EXERCISE GOAL: Copy out each line of the data holding "this".

DATASET ENTRIES:

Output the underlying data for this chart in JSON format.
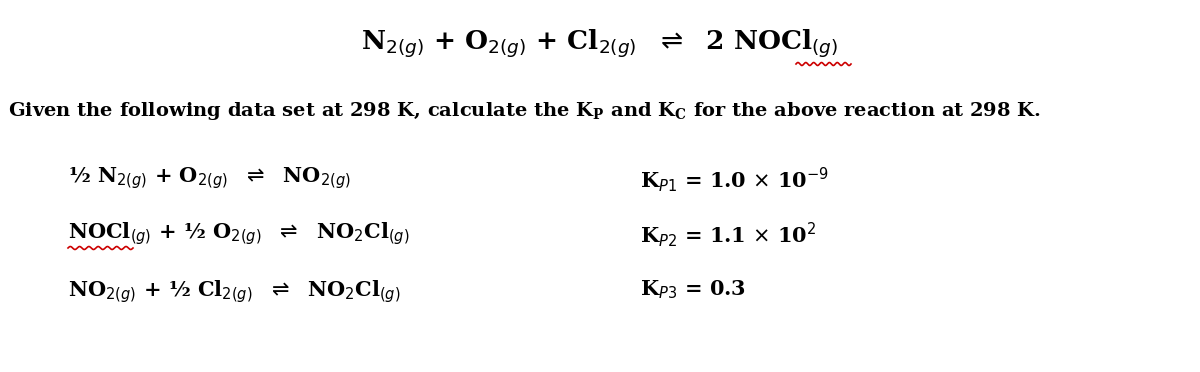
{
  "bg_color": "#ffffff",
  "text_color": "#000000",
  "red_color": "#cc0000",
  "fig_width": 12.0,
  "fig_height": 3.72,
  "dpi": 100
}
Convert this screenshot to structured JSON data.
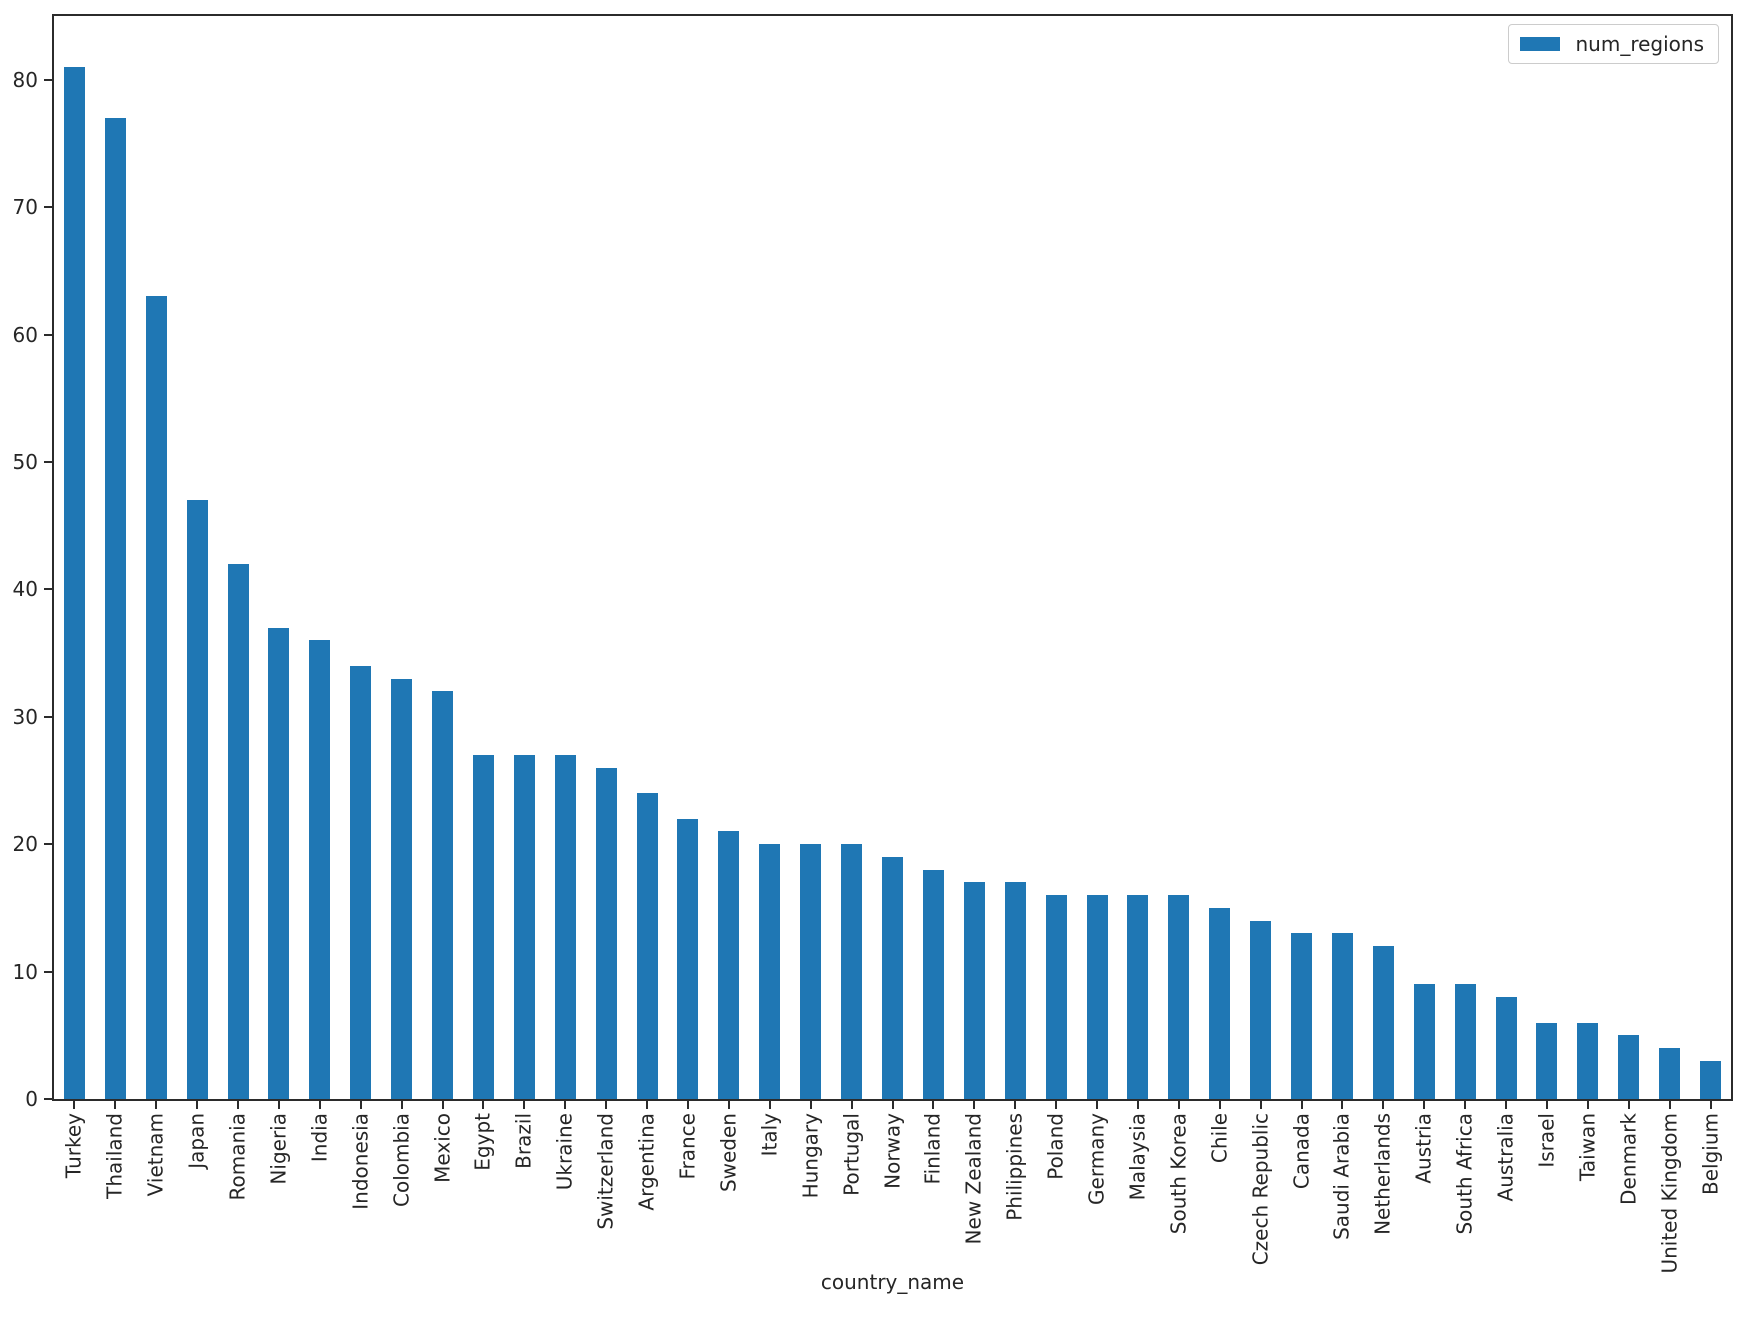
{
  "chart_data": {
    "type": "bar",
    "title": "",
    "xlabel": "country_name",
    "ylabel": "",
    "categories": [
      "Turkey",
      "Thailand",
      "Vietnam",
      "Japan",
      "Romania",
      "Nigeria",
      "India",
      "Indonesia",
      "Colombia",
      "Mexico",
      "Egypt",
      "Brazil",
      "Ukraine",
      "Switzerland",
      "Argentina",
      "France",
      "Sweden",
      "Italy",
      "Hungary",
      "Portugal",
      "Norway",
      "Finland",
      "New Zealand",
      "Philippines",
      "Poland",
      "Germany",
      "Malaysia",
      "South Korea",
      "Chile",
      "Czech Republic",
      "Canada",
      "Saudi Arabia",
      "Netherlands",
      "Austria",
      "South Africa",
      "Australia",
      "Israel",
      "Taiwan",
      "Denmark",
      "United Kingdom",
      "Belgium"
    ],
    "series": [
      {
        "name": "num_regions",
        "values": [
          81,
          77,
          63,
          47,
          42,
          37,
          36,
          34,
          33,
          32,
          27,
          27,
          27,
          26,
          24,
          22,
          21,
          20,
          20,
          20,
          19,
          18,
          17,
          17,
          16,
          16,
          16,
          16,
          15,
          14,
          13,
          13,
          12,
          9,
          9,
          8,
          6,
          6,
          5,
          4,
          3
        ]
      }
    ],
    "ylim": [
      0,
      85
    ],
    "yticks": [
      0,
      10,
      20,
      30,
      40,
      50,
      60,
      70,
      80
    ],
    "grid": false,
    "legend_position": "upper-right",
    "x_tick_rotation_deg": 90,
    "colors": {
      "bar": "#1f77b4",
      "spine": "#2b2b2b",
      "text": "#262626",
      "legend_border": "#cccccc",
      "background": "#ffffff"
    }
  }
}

ANSWER TO THE TASK:
Output the underlying data for this chart in JSON format.
Convert this screenshot to structured JSON data.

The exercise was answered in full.